■ **Excerpted data**

* begin *

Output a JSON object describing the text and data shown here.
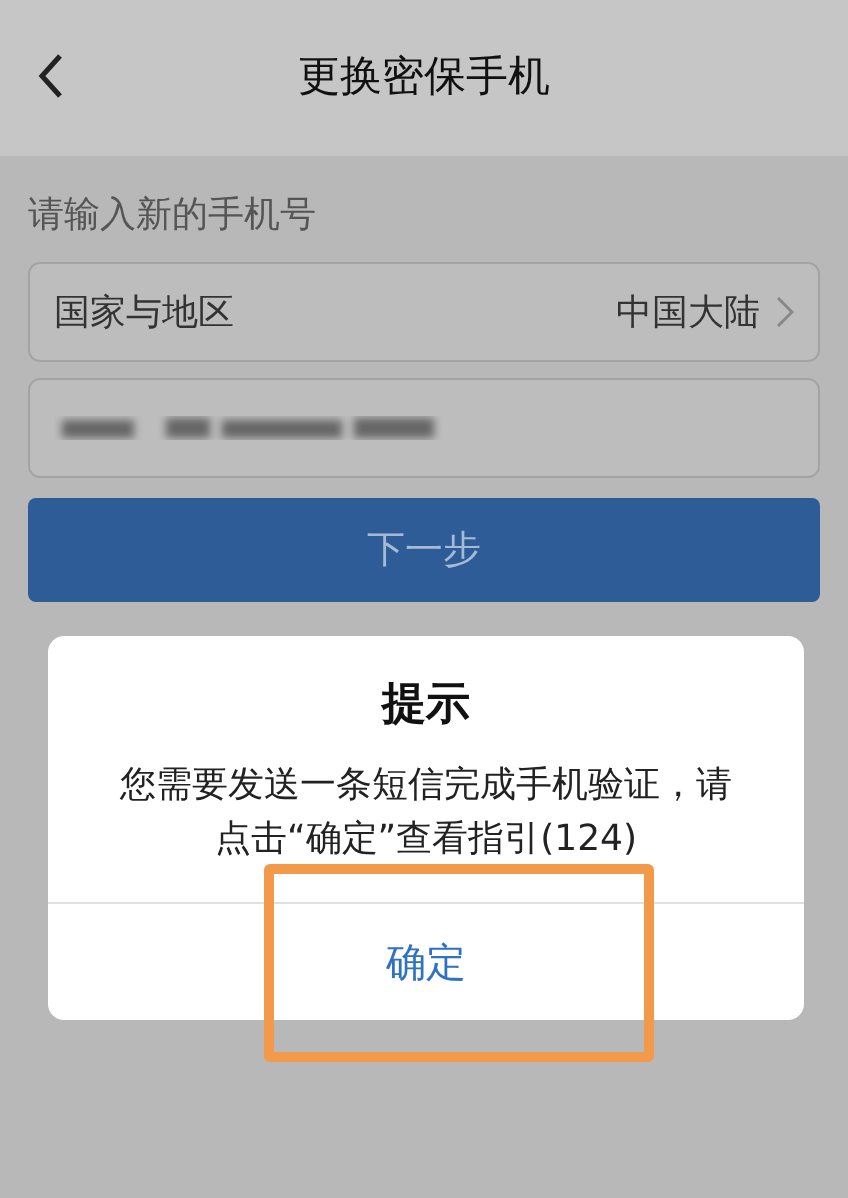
{
  "header": {
    "title": "更换密保手机"
  },
  "form": {
    "prompt": "请输入新的手机号",
    "region": {
      "label": "国家与地区",
      "value": "中国大陆"
    },
    "next_button": "下一步"
  },
  "dialog": {
    "title": "提示",
    "message": "您需要发送一条短信完成手机验证，请点击“确定”查看指引(124)",
    "confirm_button": "确定",
    "highlighted": true
  }
}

* end *

■ **Goal**
Take the data above and repeat it exactly, leaving each picture out.

■ **The completed task**
Output a JSON object describing the text and data shown here.
{
  "header": {
    "title": "更换密保手机"
  },
  "form": {
    "prompt": "请输入新的手机号",
    "region": {
      "label": "国家与地区",
      "value": "中国大陆"
    },
    "next_button": "下一步"
  },
  "dialog": {
    "title": "提示",
    "message": "您需要发送一条短信完成手机验证，请点击“确定”查看指引(124)",
    "confirm_button": "确定",
    "highlighted": true
  }
}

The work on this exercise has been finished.